▶ Data listing
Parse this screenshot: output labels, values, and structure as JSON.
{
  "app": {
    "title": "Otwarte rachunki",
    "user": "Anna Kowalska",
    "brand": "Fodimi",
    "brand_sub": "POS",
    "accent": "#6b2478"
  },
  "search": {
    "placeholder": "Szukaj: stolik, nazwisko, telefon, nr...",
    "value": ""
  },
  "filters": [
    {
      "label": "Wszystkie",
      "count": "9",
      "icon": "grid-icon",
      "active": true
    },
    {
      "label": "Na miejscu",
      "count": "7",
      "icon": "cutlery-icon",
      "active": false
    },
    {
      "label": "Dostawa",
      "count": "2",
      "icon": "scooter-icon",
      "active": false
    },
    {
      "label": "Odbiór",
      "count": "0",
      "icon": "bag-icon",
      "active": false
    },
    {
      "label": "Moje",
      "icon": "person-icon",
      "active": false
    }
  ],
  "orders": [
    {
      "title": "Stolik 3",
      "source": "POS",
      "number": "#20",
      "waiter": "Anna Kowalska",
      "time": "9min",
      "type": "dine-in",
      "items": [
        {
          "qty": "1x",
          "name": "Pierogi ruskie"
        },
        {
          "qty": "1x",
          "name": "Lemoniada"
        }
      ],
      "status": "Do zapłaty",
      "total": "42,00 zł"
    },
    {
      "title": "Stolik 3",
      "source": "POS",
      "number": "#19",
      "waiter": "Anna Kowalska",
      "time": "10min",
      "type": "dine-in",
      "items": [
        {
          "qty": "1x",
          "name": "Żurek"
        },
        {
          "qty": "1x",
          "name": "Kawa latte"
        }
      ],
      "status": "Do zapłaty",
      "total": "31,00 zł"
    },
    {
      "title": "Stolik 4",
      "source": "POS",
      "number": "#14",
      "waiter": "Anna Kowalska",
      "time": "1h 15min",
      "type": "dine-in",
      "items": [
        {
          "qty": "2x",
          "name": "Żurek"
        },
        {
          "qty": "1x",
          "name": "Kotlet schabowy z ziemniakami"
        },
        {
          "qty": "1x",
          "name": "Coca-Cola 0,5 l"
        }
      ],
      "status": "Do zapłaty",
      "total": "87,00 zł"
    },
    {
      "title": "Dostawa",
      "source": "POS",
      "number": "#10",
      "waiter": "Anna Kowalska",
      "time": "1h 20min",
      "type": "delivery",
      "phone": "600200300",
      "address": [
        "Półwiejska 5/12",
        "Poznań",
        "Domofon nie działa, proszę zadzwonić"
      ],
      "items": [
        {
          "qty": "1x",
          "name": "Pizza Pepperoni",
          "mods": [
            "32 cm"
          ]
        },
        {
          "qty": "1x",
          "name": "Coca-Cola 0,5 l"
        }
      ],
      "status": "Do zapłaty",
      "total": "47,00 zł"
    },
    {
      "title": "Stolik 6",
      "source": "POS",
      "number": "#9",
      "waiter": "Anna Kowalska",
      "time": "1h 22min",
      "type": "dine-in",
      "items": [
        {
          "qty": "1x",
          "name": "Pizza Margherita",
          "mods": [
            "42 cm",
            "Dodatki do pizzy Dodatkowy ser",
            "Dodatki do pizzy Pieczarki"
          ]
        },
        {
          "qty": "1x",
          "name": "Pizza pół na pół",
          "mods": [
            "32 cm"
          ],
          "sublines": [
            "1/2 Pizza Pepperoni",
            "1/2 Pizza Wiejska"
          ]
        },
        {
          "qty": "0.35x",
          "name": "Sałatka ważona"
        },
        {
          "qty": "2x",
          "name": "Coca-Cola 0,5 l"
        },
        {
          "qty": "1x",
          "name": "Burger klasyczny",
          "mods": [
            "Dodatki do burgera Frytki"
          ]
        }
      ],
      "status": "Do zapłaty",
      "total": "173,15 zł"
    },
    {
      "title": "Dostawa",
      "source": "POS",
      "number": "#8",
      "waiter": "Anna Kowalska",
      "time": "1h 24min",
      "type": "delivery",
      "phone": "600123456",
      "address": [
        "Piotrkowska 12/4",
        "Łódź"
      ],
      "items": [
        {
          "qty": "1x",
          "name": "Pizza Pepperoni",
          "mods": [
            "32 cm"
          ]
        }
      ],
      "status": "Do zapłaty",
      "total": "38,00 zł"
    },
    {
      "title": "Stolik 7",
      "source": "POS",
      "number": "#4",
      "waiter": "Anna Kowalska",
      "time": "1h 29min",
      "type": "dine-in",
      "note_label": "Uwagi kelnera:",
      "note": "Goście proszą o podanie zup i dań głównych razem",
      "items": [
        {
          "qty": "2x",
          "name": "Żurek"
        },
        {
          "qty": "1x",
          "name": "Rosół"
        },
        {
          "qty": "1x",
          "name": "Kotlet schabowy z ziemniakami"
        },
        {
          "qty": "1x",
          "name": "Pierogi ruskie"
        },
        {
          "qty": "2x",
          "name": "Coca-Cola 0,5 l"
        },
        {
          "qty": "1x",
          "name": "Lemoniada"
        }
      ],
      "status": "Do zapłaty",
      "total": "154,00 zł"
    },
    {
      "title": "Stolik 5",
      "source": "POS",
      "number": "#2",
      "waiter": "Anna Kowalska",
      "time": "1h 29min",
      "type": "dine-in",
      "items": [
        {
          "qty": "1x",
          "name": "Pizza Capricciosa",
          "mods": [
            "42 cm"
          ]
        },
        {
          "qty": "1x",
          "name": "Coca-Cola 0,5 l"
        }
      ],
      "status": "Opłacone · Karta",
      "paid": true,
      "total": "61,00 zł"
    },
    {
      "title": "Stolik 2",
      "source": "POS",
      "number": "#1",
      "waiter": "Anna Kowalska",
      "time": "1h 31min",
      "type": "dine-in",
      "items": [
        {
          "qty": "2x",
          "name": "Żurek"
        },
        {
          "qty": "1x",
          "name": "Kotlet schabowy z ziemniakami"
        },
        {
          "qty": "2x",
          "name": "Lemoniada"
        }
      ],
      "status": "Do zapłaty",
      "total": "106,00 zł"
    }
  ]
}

▶ Given exercise
Quote the whole listing above, leaving nothing out.

▶ Correct response
Parse this screenshot: output labels, values, and structure as JSON.
{
  "app": {
    "title": "Otwarte rachunki",
    "user": "Anna Kowalska",
    "brand": "Fodimi",
    "brand_sub": "POS",
    "accent": "#6b2478"
  },
  "search": {
    "placeholder": "Szukaj: stolik, nazwisko, telefon, nr...",
    "value": ""
  },
  "filters": [
    {
      "label": "Wszystkie",
      "count": "9",
      "icon": "grid-icon",
      "active": true
    },
    {
      "label": "Na miejscu",
      "count": "7",
      "icon": "cutlery-icon",
      "active": false
    },
    {
      "label": "Dostawa",
      "count": "2",
      "icon": "scooter-icon",
      "active": false
    },
    {
      "label": "Odbiór",
      "count": "0",
      "icon": "bag-icon",
      "active": false
    },
    {
      "label": "Moje",
      "icon": "person-icon",
      "active": false
    }
  ],
  "orders": [
    {
      "title": "Stolik 3",
      "source": "POS",
      "number": "#20",
      "waiter": "Anna Kowalska",
      "time": "9min",
      "type": "dine-in",
      "items": [
        {
          "qty": "1x",
          "name": "Pierogi ruskie"
        },
        {
          "qty": "1x",
          "name": "Lemoniada"
        }
      ],
      "status": "Do zapłaty",
      "total": "42,00 zł"
    },
    {
      "title": "Stolik 3",
      "source": "POS",
      "number": "#19",
      "waiter": "Anna Kowalska",
      "time": "10min",
      "type": "dine-in",
      "items": [
        {
          "qty": "1x",
          "name": "Żurek"
        },
        {
          "qty": "1x",
          "name": "Kawa latte"
        }
      ],
      "status": "Do zapłaty",
      "total": "31,00 zł"
    },
    {
      "title": "Stolik 4",
      "source": "POS",
      "number": "#14",
      "waiter": "Anna Kowalska",
      "time": "1h 15min",
      "type": "dine-in",
      "items": [
        {
          "qty": "2x",
          "name": "Żurek"
        },
        {
          "qty": "1x",
          "name": "Kotlet schabowy z ziemniakami"
        },
        {
          "qty": "1x",
          "name": "Coca-Cola 0,5 l"
        }
      ],
      "status": "Do zapłaty",
      "total": "87,00 zł"
    },
    {
      "title": "Dostawa",
      "source": "POS",
      "number": "#10",
      "waiter": "Anna Kowalska",
      "time": "1h 20min",
      "type": "delivery",
      "phone": "600200300",
      "address": [
        "Półwiejska 5/12",
        "Poznań",
        "Domofon nie działa, proszę zadzwonić"
      ],
      "items": [
        {
          "qty": "1x",
          "name": "Pizza Pepperoni",
          "mods": [
            "32 cm"
          ]
        },
        {
          "qty": "1x",
          "name": "Coca-Cola 0,5 l"
        }
      ],
      "status": "Do zapłaty",
      "total": "47,00 zł"
    },
    {
      "title": "Stolik 6",
      "source": "POS",
      "number": "#9",
      "waiter": "Anna Kowalska",
      "time": "1h 22min",
      "type": "dine-in",
      "items": [
        {
          "qty": "1x",
          "name": "Pizza Margherita",
          "mods": [
            "42 cm",
            "Dodatki do pizzy Dodatkowy ser",
            "Dodatki do pizzy Pieczarki"
          ]
        },
        {
          "qty": "1x",
          "name": "Pizza pół na pół",
          "mods": [
            "32 cm"
          ],
          "sublines": [
            "1/2 Pizza Pepperoni",
            "1/2 Pizza Wiejska"
          ]
        },
        {
          "qty": "0.35x",
          "name": "Sałatka ważona"
        },
        {
          "qty": "2x",
          "name": "Coca-Cola 0,5 l"
        },
        {
          "qty": "1x",
          "name": "Burger klasyczny",
          "mods": [
            "Dodatki do burgera Frytki"
          ]
        }
      ],
      "status": "Do zapłaty",
      "total": "173,15 zł"
    },
    {
      "title": "Dostawa",
      "source": "POS",
      "number": "#8",
      "waiter": "Anna Kowalska",
      "time": "1h 24min",
      "type": "delivery",
      "phone": "600123456",
      "address": [
        "Piotrkowska 12/4",
        "Łódź"
      ],
      "items": [
        {
          "qty": "1x",
          "name": "Pizza Pepperoni",
          "mods": [
            "32 cm"
          ]
        }
      ],
      "status": "Do zapłaty",
      "total": "38,00 zł"
    },
    {
      "title": "Stolik 7",
      "source": "POS",
      "number": "#4",
      "waiter": "Anna Kowalska",
      "time": "1h 29min",
      "type": "dine-in",
      "note_label": "Uwagi kelnera:",
      "note": "Goście proszą o podanie zup i dań głównych razem",
      "items": [
        {
          "qty": "2x",
          "name": "Żurek"
        },
        {
          "qty": "1x",
          "name": "Rosół"
        },
        {
          "qty": "1x",
          "name": "Kotlet schabowy z ziemniakami"
        },
        {
          "qty": "1x",
          "name": "Pierogi ruskie"
        },
        {
          "qty": "2x",
          "name": "Coca-Cola 0,5 l"
        },
        {
          "qty": "1x",
          "name": "Lemoniada"
        }
      ],
      "status": "Do zapłaty",
      "total": "154,00 zł"
    },
    {
      "title": "Stolik 5",
      "source": "POS",
      "number": "#2",
      "waiter": "Anna Kowalska",
      "time": "1h 29min",
      "type": "dine-in",
      "items": [
        {
          "qty": "1x",
          "name": "Pizza Capricciosa",
          "mods": [
            "42 cm"
          ]
        },
        {
          "qty": "1x",
          "name": "Coca-Cola 0,5 l"
        }
      ],
      "status": "Opłacone · Karta",
      "paid": true,
      "total": "61,00 zł"
    },
    {
      "title": "Stolik 2",
      "source": "POS",
      "number": "#1",
      "waiter": "Anna Kowalska",
      "time": "1h 31min",
      "type": "dine-in",
      "items": [
        {
          "qty": "2x",
          "name": "Żurek"
        },
        {
          "qty": "1x",
          "name": "Kotlet schabowy z ziemniakami"
        },
        {
          "qty": "2x",
          "name": "Lemoniada"
        }
      ],
      "status": "Do zapłaty",
      "total": "106,00 zł"
    }
  ]
}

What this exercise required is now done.